> Fragmento para leer:
######

En esta noticia

El picudo rojo de las palmeras ya fue detectado en Argentina y el Servicio Nacional de Sanidad y Calidad Agroalimentaria (Senasa) amplió la emergencia fitosanitaria a toda la provincia de Buenos Aires y Entre Ríos.

La decisión se tomó luego de confirmar, el pasado 19 de agosto, ejemplares de esta plaga en un establecimiento costero entrerriano.

Picudo rojo: dónde se detectó y por qué Senasa amplió la emergencia

El primer antecedente en territorio argentino había sido registrado en la isla Martín García, perteneciente al partido de La Plata. Sin embargo, la confirmación de ejemplares en un establecimiento de Entre Ríos marcó la llegada del picudo rojo al territorio continental.

A partir de esta detección, la Dirección de Protección Vegetal del Senasa estableció mediante la Disposición 2/2026 que la emergencia fitosanitaria regirá hasta junio de 2028 y amplió su alcance a todo el territorio bonaerense y entrerriano.

Qué controles aplicará Senasa para frenar al picudo rojo

El organismo público activará un esquema de vigilancia y control que contempla la inspección y georreferenciación de palmeras, además de la erradicación de los ejemplares afectados. También se controlará el movimiento de plantas, restos de poda, material de propagación, suelos, sustratos, herramientas, vehículos y maquinarias que puedan contribuir a transportar el insecto.

######

(Datos de comprensión de documentos)
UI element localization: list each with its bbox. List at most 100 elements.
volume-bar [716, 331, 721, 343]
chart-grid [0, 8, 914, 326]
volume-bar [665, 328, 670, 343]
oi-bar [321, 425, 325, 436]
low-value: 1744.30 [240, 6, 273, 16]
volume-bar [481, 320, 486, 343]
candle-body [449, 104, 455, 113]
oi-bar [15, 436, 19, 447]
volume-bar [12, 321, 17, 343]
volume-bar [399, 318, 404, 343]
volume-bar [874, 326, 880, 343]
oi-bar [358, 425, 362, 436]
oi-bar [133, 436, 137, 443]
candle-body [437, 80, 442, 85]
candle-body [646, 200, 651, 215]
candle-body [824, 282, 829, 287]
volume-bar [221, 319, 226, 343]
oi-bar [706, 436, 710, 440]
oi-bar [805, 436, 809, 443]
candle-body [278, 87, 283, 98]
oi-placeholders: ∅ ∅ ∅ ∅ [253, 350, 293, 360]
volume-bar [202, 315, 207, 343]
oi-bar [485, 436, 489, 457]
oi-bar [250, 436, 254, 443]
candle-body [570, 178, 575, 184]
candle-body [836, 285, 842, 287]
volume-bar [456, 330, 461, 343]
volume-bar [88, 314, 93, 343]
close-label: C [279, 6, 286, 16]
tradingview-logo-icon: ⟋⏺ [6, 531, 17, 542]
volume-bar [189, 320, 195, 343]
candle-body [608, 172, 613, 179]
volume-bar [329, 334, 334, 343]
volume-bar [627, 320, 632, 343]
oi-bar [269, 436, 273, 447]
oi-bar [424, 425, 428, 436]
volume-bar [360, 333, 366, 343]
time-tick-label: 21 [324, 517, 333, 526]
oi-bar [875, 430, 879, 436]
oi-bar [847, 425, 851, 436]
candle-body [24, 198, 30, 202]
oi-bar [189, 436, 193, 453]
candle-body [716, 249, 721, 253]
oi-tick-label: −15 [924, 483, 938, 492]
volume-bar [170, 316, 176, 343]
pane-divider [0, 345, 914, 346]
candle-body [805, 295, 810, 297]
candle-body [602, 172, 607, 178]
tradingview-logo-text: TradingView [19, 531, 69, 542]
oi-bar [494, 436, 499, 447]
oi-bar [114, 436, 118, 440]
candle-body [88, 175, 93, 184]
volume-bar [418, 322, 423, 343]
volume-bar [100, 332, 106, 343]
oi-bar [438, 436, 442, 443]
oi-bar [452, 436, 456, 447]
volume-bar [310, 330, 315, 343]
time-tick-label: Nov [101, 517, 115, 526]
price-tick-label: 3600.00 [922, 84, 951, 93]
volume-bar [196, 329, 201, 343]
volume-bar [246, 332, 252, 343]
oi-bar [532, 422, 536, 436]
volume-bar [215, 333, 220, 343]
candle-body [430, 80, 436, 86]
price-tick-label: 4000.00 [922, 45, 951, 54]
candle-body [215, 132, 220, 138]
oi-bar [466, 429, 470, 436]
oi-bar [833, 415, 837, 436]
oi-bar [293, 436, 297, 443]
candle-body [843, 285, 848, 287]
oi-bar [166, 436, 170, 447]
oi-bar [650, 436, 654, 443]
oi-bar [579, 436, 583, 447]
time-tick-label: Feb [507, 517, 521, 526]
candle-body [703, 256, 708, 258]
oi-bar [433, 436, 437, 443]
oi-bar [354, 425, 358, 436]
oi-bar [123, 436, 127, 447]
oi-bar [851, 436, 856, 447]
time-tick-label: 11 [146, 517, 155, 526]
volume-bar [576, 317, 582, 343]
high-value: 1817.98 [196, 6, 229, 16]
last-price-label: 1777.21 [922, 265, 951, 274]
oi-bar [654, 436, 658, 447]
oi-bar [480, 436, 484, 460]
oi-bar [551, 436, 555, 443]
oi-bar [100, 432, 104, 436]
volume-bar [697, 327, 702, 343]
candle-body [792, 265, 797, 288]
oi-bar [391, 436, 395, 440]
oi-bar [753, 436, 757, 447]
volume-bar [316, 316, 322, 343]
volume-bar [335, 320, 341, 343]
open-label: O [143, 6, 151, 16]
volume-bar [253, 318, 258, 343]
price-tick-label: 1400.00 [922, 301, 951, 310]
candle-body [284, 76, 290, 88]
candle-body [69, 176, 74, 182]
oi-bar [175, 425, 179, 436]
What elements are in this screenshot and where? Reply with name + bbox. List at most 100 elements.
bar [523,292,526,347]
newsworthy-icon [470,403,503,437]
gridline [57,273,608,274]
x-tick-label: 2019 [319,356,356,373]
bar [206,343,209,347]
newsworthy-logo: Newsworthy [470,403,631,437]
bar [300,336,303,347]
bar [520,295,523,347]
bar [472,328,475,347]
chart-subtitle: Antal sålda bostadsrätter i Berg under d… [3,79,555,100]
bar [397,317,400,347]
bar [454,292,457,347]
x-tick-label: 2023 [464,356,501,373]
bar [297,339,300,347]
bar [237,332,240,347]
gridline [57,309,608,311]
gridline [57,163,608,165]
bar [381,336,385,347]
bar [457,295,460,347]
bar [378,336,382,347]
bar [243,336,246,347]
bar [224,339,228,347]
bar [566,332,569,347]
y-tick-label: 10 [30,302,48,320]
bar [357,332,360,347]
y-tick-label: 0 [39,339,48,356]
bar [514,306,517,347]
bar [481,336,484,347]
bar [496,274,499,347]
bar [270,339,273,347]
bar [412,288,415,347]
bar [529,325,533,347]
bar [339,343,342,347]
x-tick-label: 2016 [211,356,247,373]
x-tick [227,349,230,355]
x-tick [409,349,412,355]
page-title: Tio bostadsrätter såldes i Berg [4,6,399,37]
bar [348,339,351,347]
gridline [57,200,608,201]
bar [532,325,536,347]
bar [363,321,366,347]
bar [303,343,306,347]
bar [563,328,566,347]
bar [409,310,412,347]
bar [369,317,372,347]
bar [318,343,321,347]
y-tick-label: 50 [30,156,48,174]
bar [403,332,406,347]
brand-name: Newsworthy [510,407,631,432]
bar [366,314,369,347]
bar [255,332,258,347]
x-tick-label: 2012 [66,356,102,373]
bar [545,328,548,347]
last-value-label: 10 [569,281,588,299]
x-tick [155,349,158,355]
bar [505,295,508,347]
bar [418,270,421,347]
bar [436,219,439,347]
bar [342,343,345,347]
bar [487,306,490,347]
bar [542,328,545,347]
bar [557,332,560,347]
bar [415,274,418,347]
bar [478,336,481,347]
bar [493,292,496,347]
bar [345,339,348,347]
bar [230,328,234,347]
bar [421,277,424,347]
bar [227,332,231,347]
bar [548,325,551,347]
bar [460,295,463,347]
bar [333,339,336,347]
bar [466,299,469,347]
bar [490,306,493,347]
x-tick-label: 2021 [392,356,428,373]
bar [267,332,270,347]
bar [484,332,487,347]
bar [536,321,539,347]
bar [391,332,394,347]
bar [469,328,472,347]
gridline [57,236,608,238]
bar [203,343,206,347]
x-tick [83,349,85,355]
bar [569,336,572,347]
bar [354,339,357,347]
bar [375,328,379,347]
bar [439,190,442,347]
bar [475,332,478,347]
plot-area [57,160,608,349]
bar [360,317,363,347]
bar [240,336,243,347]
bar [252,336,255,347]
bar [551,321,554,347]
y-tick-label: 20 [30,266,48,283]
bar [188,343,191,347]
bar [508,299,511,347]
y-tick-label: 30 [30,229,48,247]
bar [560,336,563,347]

######

> Qué hacer: Prosigue la noticia sobre el picudo rojo a partir de su última oración. Las entradas no tienen relación con la noticia sobre el picudo rojo.

> Resultado del ejercicio:
El protocolo establece además medidas específicas para viveros y cultivos comerciales, como el aislamiento de ejemplares, monitoreos periódicos y tratamientos preventivos sobre las palmeras que todavía no presenten la plaga.

El picudo rojo de las palmeras fue detectado en Entre Ríos y Senasa reforzó los controles para evitar su propagación en Buenos Aires y otras zonas del país.

Picudo rojo: las zonas que quedarán bajo vigilancia y qué pasará con las palmeras afectadas

El plan de contingencia establece dos áreas alrededor de cada foco confirmado: una zona infestada de 1 kilómetro de radio y otra zona bajo contingencia de 10 kilómetros. Dentro de estos sectores se aplicarán diferentes medidas de acuerdo con el nivel de riesgo y las características del lugar afectado.

Cuando se confirme la presencia del insecto, los responsables de los establecimientos deberán cumplir las medidas obligatorias, que incluyen el retiro y destrucción de las palmeras contaminadas, además de la limpieza y desinfección de vehículos y herramientas.

El objetivo es evitar que las propias tareas de control terminen favoreciendo la dispersión de la plaga.